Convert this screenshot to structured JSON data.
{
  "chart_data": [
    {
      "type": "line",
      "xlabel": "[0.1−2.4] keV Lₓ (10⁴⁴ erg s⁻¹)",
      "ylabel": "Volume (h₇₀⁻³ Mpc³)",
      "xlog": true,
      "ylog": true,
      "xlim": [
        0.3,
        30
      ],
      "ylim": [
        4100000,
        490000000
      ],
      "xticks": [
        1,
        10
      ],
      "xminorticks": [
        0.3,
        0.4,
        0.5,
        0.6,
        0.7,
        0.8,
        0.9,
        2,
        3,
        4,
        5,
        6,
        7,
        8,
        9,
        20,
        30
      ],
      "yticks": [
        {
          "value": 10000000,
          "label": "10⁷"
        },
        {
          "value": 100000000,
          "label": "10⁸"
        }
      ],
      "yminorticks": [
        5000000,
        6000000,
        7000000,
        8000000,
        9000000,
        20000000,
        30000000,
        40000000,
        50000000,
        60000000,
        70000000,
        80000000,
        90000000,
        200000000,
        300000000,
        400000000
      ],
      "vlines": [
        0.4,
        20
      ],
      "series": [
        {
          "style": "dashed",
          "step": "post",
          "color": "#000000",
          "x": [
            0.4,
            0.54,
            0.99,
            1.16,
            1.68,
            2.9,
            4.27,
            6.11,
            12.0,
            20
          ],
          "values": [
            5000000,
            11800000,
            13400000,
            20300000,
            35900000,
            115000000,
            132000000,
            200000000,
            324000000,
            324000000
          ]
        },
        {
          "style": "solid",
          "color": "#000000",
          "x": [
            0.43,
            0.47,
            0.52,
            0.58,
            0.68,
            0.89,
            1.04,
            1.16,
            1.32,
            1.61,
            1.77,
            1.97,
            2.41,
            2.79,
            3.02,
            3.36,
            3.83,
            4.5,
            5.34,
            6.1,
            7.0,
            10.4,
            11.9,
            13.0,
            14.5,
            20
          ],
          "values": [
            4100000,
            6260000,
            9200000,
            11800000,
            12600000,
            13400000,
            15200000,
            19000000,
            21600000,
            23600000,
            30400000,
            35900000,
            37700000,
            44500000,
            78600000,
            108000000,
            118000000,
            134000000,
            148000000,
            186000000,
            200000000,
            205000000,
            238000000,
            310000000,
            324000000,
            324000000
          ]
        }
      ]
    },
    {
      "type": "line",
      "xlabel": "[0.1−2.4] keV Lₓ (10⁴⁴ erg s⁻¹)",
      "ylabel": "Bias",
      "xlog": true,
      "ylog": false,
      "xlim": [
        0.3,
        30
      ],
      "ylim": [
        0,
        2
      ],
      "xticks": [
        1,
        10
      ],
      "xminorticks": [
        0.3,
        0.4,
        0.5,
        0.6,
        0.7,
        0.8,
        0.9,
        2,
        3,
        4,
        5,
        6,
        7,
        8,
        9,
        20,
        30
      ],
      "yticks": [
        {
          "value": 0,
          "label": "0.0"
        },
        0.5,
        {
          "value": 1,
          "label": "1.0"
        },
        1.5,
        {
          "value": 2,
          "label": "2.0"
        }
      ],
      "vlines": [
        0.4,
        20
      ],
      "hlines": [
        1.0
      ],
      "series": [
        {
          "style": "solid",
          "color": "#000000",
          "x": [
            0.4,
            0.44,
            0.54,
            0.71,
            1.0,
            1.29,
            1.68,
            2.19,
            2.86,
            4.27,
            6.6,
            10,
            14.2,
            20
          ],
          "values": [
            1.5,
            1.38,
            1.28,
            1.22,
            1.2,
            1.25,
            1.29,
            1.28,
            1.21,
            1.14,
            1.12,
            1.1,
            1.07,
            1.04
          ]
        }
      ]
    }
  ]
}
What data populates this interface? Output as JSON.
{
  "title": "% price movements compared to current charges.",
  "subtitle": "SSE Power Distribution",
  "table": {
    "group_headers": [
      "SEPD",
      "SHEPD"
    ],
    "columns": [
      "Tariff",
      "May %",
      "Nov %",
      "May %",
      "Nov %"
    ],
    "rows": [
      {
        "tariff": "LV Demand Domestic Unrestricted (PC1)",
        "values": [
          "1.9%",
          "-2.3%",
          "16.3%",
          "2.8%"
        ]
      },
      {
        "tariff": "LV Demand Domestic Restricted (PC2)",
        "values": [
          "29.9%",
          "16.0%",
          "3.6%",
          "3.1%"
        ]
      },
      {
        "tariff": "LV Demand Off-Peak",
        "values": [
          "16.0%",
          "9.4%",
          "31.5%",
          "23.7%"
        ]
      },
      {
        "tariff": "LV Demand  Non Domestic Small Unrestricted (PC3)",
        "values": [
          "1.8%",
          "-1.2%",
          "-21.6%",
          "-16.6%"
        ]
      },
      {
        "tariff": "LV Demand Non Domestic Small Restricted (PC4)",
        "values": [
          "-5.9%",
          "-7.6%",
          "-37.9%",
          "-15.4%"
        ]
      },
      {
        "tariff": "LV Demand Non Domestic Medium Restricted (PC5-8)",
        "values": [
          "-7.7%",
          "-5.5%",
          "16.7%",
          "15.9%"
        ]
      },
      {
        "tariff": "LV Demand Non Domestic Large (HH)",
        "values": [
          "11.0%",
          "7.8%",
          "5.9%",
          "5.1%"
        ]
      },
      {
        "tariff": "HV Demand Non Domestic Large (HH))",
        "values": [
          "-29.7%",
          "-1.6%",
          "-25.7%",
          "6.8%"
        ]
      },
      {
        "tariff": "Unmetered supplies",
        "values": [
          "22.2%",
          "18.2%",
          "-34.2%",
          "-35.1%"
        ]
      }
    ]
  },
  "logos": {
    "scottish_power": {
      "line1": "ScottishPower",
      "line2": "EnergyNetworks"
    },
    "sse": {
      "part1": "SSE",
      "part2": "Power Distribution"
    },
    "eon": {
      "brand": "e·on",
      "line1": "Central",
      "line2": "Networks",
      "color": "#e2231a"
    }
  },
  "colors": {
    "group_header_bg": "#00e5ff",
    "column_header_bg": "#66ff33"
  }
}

□ □ □ □ □

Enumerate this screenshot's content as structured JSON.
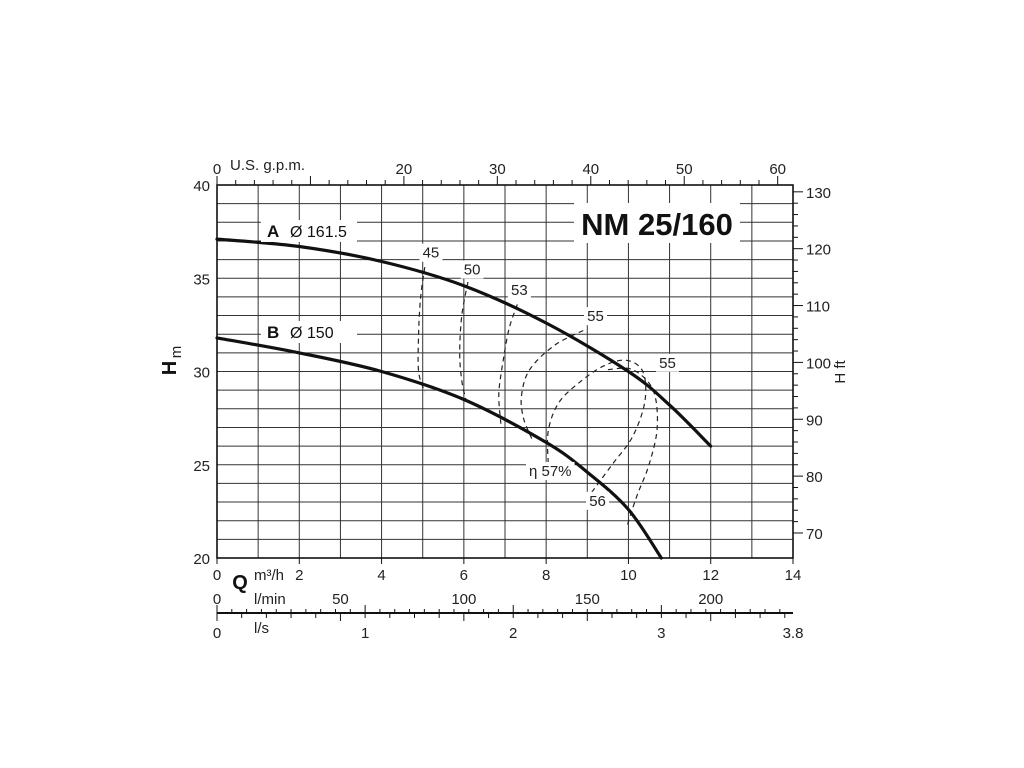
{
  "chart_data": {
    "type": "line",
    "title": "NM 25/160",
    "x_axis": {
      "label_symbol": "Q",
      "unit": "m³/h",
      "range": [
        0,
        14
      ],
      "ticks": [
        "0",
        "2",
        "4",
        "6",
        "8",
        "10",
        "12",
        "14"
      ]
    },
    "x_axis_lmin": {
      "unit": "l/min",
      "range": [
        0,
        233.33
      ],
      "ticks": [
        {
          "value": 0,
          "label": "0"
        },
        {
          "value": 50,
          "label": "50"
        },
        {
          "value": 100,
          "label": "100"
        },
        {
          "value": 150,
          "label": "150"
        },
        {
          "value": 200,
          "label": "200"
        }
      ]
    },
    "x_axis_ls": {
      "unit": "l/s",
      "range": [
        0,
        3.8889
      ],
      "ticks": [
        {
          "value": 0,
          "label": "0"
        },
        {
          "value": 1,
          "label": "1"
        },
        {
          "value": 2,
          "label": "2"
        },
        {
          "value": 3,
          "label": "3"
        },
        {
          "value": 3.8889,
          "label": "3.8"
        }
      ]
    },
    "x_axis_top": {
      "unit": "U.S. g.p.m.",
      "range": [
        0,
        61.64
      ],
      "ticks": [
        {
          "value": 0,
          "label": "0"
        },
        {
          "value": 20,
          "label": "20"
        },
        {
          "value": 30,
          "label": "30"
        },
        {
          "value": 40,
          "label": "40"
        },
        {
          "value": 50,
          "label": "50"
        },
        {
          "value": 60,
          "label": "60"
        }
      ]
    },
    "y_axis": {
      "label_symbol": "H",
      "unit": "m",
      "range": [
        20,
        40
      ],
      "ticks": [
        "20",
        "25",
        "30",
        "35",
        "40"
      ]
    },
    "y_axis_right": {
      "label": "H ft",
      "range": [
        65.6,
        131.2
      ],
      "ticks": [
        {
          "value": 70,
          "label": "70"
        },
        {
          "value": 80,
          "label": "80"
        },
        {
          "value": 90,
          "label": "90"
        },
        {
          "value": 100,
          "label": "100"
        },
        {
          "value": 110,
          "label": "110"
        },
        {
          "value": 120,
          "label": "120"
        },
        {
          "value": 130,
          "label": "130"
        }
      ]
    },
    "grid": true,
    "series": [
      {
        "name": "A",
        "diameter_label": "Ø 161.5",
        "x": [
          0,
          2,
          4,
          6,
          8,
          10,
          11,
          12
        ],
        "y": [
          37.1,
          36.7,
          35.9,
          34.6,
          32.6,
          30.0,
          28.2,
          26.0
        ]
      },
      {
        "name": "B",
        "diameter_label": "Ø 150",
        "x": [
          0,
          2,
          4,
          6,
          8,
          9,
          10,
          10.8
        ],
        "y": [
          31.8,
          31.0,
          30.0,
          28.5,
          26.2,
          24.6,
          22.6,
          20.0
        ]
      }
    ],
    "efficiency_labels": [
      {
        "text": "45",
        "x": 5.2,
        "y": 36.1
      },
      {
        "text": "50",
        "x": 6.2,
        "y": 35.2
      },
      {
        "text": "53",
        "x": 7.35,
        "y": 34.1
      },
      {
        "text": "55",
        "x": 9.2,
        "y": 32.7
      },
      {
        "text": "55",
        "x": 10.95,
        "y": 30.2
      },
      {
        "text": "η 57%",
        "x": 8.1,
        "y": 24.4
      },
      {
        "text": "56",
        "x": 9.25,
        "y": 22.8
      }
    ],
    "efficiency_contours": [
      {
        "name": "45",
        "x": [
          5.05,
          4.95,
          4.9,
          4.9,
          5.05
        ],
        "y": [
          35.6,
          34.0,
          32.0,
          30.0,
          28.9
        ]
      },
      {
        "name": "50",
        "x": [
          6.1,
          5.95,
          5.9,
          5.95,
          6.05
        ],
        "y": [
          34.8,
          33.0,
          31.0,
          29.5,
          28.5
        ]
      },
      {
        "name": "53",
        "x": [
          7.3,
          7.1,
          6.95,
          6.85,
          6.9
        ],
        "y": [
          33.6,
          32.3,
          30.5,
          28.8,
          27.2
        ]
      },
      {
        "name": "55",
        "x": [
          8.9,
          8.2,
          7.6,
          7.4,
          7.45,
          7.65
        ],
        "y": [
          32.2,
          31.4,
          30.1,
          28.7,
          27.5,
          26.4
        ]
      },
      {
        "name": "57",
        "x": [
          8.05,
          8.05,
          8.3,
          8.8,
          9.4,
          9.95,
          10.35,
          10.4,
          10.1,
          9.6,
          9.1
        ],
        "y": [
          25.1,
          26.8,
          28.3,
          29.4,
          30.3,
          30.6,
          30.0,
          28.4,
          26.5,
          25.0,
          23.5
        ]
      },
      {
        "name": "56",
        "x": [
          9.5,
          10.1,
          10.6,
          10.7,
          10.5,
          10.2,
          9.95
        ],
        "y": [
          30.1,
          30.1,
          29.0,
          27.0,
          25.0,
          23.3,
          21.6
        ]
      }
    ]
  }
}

□ □ □ □ □

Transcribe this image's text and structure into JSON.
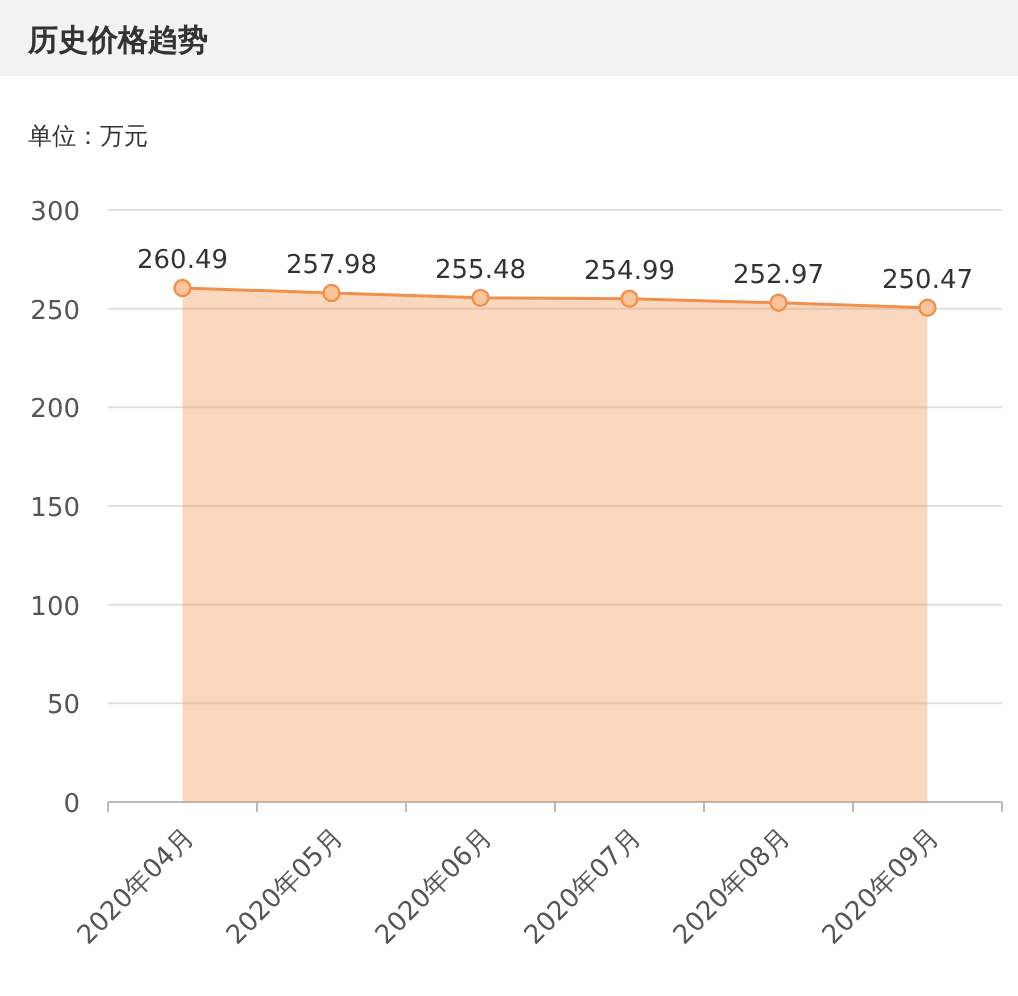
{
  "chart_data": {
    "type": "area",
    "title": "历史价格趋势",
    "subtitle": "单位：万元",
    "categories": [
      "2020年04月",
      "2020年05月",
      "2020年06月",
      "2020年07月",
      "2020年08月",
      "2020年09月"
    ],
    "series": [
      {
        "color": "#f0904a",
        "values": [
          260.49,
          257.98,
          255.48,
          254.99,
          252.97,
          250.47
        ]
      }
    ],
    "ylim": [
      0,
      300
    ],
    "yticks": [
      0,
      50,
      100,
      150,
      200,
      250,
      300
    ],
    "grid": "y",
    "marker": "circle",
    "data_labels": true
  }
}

□ □ □ □ □

* Directive:
State how many lines in the records above contain the word "ylabel", giving only the number.

* Written response:
2